— EXTRACT PROVIDED —
──────────────────────────────

TypePython Error

TypeError

TypeError: unsupported operand type(s) for +: 'int' and 'str'

Traceback

terminal
Traceback (most recent call last):
  File "main.py", line 2, in <module>
    message = "Age: " + age
TypeError: unsupported operand type(s) for +: 'int' and 'str'

What causes this error

A binary operator was applied to two objects of incompatible types. Python does not perform implicit type coercion between strings and numbers or other mismatched types.

How to fix it

Convert types explicitly: use str() for string concatenation, int()/float() for arithmetic. Use f-strings for string formatting. Check variable types when the error is unexpected.

Code that causes this error

Broken
age = 25
message = "Age: " + age

Fixed code

Fixed
age = 25
message = f"Age: {age}"
# or: message = "Age: " + str(age)

About TypeError

This error occurs when you use a binary operator (+, -, *, /, etc.) with operands of incompatible types. Python does not implicitly convert types in arithmetic — unlike JavaScript where `'5' + 3` silently produces `'53'`, Python explicitly raises a TypeError. The most common case is trying to concatenate a string and a number with the `+` operator.

──────────────────────────────

— DATASET —

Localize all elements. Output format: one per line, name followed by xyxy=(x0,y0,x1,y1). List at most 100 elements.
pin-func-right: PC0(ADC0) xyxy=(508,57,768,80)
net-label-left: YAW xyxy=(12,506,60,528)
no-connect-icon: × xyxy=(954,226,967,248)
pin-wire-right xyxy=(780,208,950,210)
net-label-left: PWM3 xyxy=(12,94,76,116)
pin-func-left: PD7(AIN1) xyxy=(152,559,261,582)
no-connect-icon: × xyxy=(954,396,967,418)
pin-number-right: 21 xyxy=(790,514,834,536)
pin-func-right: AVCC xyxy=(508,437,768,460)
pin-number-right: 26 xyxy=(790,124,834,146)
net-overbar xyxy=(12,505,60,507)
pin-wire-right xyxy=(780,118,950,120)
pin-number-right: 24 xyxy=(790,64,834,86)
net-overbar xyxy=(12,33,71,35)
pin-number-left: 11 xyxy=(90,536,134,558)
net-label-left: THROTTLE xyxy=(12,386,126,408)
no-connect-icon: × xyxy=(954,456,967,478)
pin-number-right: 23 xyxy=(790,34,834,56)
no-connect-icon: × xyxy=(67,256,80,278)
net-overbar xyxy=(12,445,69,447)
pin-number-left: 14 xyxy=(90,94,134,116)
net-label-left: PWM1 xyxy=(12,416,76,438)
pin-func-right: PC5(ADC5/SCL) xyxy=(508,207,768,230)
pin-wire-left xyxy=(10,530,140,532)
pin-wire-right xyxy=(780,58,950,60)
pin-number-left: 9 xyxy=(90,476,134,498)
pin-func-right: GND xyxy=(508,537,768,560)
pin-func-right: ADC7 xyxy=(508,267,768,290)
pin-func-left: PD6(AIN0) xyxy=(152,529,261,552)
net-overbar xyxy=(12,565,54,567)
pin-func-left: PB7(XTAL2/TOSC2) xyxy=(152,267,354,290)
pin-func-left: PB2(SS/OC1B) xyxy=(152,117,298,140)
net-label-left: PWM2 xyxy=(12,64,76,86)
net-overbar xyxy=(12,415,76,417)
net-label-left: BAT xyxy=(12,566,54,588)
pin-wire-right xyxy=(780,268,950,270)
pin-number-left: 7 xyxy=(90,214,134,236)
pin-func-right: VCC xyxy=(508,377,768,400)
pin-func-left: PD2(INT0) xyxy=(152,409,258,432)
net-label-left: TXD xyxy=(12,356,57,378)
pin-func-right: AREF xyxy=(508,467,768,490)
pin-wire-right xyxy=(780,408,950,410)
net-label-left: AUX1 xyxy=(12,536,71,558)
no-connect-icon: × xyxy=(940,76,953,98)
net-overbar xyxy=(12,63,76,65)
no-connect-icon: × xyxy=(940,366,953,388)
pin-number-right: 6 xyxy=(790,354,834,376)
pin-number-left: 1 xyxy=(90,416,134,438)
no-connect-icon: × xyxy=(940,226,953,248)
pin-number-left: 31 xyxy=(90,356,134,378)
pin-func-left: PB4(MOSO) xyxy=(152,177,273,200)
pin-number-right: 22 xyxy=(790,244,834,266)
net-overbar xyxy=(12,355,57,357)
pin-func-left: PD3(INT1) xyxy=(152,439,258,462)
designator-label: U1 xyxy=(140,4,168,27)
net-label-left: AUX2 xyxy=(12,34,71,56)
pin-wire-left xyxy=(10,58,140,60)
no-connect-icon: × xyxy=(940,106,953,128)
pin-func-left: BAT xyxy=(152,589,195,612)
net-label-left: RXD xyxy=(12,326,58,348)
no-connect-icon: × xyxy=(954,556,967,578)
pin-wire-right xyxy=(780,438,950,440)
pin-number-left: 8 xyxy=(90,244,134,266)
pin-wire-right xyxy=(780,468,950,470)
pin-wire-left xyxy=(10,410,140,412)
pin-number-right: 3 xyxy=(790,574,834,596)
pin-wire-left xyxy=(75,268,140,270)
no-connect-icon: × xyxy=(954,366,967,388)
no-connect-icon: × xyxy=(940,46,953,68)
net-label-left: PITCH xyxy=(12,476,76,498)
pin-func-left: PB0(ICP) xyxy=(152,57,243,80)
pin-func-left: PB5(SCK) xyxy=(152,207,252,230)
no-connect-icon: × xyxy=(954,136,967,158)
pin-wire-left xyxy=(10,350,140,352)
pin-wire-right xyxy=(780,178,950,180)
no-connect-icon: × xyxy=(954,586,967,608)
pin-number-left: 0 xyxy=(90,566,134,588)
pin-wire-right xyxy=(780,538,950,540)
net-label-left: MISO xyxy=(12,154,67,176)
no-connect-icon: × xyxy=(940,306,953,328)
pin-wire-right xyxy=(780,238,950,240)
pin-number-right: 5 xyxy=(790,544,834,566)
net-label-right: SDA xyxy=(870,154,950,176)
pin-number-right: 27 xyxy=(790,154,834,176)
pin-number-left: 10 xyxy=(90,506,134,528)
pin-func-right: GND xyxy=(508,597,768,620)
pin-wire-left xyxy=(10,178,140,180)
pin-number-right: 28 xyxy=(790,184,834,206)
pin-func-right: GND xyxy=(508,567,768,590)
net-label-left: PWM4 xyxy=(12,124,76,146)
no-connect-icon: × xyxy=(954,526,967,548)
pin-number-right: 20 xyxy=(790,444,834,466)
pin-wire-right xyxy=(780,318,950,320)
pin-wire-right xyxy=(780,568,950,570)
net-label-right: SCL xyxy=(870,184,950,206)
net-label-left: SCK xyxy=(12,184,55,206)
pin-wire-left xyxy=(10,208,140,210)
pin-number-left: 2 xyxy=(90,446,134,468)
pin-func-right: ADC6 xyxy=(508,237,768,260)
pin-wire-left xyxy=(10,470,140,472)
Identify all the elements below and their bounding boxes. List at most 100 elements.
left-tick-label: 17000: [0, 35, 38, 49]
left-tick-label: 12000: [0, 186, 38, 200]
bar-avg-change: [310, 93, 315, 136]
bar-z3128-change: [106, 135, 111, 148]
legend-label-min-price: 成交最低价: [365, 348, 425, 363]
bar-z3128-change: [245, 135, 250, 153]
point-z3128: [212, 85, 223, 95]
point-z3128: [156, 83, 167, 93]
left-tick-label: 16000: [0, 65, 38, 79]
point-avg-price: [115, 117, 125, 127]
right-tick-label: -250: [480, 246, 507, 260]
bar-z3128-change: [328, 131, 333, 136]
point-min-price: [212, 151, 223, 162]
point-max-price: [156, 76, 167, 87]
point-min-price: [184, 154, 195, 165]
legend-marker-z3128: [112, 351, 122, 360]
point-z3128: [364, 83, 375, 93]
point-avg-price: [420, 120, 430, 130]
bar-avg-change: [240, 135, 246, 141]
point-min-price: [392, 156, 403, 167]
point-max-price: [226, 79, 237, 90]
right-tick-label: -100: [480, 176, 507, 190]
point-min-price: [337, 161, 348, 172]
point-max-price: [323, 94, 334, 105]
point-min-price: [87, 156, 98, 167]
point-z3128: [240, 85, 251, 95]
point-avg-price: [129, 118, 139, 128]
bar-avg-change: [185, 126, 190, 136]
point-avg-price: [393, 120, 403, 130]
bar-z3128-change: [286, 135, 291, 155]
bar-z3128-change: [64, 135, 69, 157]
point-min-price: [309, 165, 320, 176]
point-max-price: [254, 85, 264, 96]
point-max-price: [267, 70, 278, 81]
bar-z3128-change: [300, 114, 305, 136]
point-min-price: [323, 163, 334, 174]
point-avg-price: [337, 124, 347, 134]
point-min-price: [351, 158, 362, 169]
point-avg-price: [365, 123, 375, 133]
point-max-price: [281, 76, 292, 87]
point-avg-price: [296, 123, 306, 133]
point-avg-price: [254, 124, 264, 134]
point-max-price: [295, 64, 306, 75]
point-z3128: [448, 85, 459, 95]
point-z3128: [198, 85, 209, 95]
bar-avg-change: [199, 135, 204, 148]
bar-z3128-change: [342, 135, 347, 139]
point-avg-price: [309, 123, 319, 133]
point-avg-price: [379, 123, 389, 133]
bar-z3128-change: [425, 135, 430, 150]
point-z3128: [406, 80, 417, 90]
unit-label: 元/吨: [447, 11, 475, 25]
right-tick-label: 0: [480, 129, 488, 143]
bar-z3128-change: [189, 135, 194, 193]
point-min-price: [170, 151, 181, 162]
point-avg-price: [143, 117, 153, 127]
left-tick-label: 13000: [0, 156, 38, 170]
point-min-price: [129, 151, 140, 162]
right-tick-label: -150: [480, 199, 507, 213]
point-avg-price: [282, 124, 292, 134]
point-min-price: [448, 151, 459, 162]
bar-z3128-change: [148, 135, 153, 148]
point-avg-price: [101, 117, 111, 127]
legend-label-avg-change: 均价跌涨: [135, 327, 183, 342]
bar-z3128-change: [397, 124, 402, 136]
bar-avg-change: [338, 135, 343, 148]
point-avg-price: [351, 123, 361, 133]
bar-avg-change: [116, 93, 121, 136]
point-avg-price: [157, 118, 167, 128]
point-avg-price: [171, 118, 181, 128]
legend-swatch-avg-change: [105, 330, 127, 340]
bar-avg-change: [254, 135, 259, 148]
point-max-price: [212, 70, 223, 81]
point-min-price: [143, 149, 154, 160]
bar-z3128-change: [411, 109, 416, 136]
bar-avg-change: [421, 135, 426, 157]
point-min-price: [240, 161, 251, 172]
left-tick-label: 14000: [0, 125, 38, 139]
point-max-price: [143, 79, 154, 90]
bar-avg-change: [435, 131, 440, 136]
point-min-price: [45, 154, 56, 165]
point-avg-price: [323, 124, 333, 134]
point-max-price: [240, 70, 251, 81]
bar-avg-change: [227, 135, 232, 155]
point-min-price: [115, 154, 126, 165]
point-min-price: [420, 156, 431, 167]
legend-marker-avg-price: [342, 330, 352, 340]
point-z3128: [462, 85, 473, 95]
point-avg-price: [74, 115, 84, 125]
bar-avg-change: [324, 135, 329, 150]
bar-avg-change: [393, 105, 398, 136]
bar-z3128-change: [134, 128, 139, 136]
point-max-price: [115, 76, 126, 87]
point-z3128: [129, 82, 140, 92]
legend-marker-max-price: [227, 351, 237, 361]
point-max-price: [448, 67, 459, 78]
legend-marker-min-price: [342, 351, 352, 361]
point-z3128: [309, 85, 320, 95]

──────────────────────────────

— THE TASK —
Please state what the TypeError page says JavaScript silently produces for `'5' + 3`.

— SOLVED PROBLEM —
`'53'`